(Saved data entries)

════

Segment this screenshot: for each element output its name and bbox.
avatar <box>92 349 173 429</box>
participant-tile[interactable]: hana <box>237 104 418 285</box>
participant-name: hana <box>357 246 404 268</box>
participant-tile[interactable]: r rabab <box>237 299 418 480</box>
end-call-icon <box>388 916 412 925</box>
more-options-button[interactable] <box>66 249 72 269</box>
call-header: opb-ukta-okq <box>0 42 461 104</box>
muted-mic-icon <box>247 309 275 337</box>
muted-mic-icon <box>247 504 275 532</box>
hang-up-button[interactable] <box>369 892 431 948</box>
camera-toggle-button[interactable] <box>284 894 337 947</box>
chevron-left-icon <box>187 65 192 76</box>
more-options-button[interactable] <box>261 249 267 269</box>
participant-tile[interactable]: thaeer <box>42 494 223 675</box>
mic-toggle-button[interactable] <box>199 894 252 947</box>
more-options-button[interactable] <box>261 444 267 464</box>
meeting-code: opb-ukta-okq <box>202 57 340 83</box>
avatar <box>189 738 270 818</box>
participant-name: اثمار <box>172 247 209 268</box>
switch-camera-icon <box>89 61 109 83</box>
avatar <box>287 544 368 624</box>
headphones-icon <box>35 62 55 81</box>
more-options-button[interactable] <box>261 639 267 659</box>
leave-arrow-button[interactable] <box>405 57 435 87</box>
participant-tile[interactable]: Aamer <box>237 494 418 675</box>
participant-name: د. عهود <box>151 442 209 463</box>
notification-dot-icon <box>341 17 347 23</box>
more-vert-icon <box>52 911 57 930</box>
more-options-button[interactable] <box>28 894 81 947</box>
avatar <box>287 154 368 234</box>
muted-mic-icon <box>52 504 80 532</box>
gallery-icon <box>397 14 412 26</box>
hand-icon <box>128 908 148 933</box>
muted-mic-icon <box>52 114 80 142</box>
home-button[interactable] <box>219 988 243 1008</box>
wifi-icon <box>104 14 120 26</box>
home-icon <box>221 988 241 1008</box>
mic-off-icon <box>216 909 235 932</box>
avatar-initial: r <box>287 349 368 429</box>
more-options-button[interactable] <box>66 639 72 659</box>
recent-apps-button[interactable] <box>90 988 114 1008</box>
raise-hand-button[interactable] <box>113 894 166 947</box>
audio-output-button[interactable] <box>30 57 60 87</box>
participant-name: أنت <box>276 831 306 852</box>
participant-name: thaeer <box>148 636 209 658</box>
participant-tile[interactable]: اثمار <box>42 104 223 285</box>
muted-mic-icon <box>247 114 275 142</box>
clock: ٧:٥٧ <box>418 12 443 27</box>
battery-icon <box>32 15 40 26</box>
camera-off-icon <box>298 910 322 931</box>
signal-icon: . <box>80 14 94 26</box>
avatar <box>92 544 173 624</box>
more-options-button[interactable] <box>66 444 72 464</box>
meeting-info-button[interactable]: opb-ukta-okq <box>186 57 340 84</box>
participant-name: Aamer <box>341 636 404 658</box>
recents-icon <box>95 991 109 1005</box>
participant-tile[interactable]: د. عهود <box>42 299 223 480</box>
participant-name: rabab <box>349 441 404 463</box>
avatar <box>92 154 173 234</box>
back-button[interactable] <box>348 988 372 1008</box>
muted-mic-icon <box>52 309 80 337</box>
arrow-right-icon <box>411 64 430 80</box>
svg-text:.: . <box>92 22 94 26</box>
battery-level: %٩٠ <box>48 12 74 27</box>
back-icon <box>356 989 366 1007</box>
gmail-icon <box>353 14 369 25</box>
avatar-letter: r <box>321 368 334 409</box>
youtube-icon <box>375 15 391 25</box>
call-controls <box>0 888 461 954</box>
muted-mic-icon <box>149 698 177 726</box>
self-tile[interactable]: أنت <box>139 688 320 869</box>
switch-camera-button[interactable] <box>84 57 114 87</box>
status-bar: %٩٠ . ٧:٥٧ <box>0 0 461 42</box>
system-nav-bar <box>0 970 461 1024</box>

════

Please switch "muted-mic-icon" to "mic-muted-icon" everywhere it occurs in the records, and leave every other part of each line unchanged.

**The answer:**
Segment this screenshot: for each element output its name and bbox.
avatar <box>92 349 173 429</box>
participant-tile[interactable]: hana <box>237 104 418 285</box>
participant-name: hana <box>357 246 404 268</box>
participant-tile[interactable]: r rabab <box>237 299 418 480</box>
end-call-icon <box>388 916 412 925</box>
more-options-button[interactable] <box>66 249 72 269</box>
call-header: opb-ukta-okq <box>0 42 461 104</box>
mic-muted-icon <box>247 309 275 337</box>
mic-muted-icon <box>247 504 275 532</box>
hang-up-button[interactable] <box>369 892 431 948</box>
camera-toggle-button[interactable] <box>284 894 337 947</box>
chevron-left-icon <box>187 65 192 76</box>
more-options-button[interactable] <box>261 249 267 269</box>
participant-tile[interactable]: thaeer <box>42 494 223 675</box>
mic-toggle-button[interactable] <box>199 894 252 947</box>
more-options-button[interactable] <box>261 444 267 464</box>
meeting-code: opb-ukta-okq <box>202 57 340 83</box>
avatar <box>189 738 270 818</box>
participant-name: اثمار <box>172 247 209 268</box>
switch-camera-icon <box>89 61 109 83</box>
avatar <box>287 544 368 624</box>
headphones-icon <box>35 62 55 81</box>
more-options-button[interactable] <box>261 639 267 659</box>
leave-arrow-button[interactable] <box>405 57 435 87</box>
participant-tile[interactable]: Aamer <box>237 494 418 675</box>
participant-name: د. عهود <box>151 442 209 463</box>
notification-dot-icon <box>341 17 347 23</box>
more-vert-icon <box>52 911 57 930</box>
more-options-button[interactable] <box>28 894 81 947</box>
avatar <box>287 154 368 234</box>
mic-muted-icon <box>52 504 80 532</box>
gallery-icon <box>397 14 412 26</box>
hand-icon <box>128 908 148 933</box>
mic-muted-icon <box>52 114 80 142</box>
home-button[interactable] <box>219 988 243 1008</box>
wifi-icon <box>104 14 120 26</box>
home-icon <box>221 988 241 1008</box>
mic-off-icon <box>216 909 235 932</box>
avatar-initial: r <box>287 349 368 429</box>
more-options-button[interactable] <box>66 639 72 659</box>
recent-apps-button[interactable] <box>90 988 114 1008</box>
raise-hand-button[interactable] <box>113 894 166 947</box>
audio-output-button[interactable] <box>30 57 60 87</box>
participant-name: أنت <box>276 831 306 852</box>
participant-name: thaeer <box>148 636 209 658</box>
participant-tile[interactable]: اثمار <box>42 104 223 285</box>
mic-muted-icon <box>247 114 275 142</box>
clock: ٧:٥٧ <box>418 12 443 27</box>
battery-icon <box>32 15 40 26</box>
camera-off-icon <box>298 910 322 931</box>
signal-icon: . <box>80 14 94 26</box>
avatar <box>92 544 173 624</box>
more-options-button[interactable] <box>66 444 72 464</box>
meeting-info-button[interactable]: opb-ukta-okq <box>186 57 340 84</box>
participant-name: Aamer <box>341 636 404 658</box>
recents-icon <box>95 991 109 1005</box>
participant-tile[interactable]: د. عهود <box>42 299 223 480</box>
participant-name: rabab <box>349 441 404 463</box>
avatar <box>92 154 173 234</box>
back-button[interactable] <box>348 988 372 1008</box>
mic-muted-icon <box>52 309 80 337</box>
arrow-right-icon <box>411 64 430 80</box>
svg-text:.: . <box>92 22 94 26</box>
battery-level: %٩٠ <box>48 12 74 27</box>
back-icon <box>356 989 366 1007</box>
gmail-icon <box>353 14 369 25</box>
avatar-letter: r <box>321 368 334 409</box>
youtube-icon <box>375 15 391 25</box>
call-controls <box>0 888 461 954</box>
mic-muted-icon <box>149 698 177 726</box>
self-tile[interactable]: أنت <box>139 688 320 869</box>
switch-camera-button[interactable] <box>84 57 114 87</box>
status-bar: %٩٠ . ٧:٥٧ <box>0 0 461 42</box>
system-nav-bar <box>0 970 461 1024</box>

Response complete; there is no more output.